WRITTEN EXERCISE |
Output the material beneath exactly, leaving nothing out.

━━━━━ RECORDS FOR THIS TASK

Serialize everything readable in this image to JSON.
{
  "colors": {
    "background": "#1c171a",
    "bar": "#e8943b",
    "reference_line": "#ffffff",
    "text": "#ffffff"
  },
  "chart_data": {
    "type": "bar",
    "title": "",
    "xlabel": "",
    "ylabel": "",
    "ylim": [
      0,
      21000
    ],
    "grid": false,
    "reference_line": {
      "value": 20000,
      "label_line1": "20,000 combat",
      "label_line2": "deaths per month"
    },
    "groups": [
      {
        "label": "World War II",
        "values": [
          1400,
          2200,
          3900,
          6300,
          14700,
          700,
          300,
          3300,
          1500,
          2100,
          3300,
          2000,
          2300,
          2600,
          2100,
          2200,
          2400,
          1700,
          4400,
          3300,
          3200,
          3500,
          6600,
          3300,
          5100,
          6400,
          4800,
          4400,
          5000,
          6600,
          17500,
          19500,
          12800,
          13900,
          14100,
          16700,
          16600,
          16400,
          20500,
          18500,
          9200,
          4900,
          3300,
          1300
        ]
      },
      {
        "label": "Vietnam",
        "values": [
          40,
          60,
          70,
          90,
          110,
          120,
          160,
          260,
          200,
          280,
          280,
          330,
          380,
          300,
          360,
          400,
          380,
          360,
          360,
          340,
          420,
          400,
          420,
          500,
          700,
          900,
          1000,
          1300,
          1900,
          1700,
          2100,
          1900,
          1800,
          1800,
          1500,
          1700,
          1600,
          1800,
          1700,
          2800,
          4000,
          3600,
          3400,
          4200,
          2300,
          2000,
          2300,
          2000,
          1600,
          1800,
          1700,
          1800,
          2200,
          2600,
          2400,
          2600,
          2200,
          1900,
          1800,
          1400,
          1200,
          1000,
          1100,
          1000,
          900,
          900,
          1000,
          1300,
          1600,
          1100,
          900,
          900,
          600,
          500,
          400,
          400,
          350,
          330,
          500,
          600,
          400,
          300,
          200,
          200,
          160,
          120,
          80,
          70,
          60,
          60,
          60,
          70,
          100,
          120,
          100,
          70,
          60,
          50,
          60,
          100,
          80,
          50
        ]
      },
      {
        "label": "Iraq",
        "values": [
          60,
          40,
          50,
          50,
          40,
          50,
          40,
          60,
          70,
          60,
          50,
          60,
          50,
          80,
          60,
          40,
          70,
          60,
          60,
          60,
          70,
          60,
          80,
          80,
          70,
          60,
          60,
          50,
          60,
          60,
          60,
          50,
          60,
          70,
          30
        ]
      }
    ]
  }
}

━━━━━━━━━━

RIGHT ANSWER |
Serialize everything readable in this image to JSON.
{
  "colors": {
    "background": "#1c171a",
    "bar": "#e8943b",
    "reference_line": "#ffffff",
    "text": "#ffffff"
  },
  "chart_data": {
    "type": "bar",
    "title": "",
    "xlabel": "",
    "ylabel": "",
    "ylim": [
      0,
      21000
    ],
    "grid": false,
    "reference_line": {
      "value": 20000,
      "label_line1": "20,000 combat",
      "label_line2": "deaths per month"
    },
    "groups": [
      {
        "label": "World War II",
        "values": [
          1400,
          2200,
          3900,
          6300,
          14700,
          700,
          300,
          3300,
          1500,
          2100,
          3300,
          2000,
          2300,
          2600,
          2100,
          2200,
          2400,
          1700,
          4400,
          3300,
          3200,
          3500,
          6600,
          3300,
          5100,
          6400,
          4800,
          4400,
          5000,
          6600,
          17500,
          19500,
          12800,
          13900,
          14100,
          16700,
          16600,
          16400,
          20500,
          18500,
          9200,
          4900,
          3300,
          1300
        ]
      },
      {
        "label": "Vietnam",
        "values": [
          40,
          60,
          70,
          90,
          110,
          120,
          160,
          260,
          200,
          280,
          280,
          330,
          380,
          300,
          360,
          400,
          380,
          360,
          360,
          340,
          420,
          400,
          420,
          500,
          700,
          900,
          1000,
          1300,
          1900,
          1700,
          2100,
          1900,
          1800,
          1800,
          1500,
          1700,
          1600,
          1800,
          1700,
          2800,
          4000,
          3600,
          3400,
          4200,
          2300,
          2000,
          2300,
          2000,
          1600,
          1800,
          1700,
          1800,
          2200,
          2600,
          2400,
          2600,
          2200,
          1900,
          1800,
          1400,
          1200,
          1000,
          1100,
          1000,
          900,
          900,
          1000,
          1300,
          1600,
          1100,
          900,
          900,
          600,
          500,
          400,
          400,
          350,
          330,
          500,
          600,
          400,
          300,
          200,
          200,
          160,
          120,
          80,
          70,
          60,
          60,
          60,
          70,
          100,
          120,
          100,
          70,
          60,
          50,
          60,
          100,
          80,
          50
        ]
      },
      {
        "label": "Iraq",
        "values": [
          60,
          40,
          50,
          50,
          40,
          50,
          40,
          60,
          70,
          60,
          50,
          60,
          50,
          80,
          60,
          40,
          70,
          60,
          60,
          60,
          70,
          60,
          80,
          80,
          70,
          60,
          60,
          50,
          60,
          60,
          60,
          50,
          60,
          70,
          30
        ]
      }
    ]
  }
}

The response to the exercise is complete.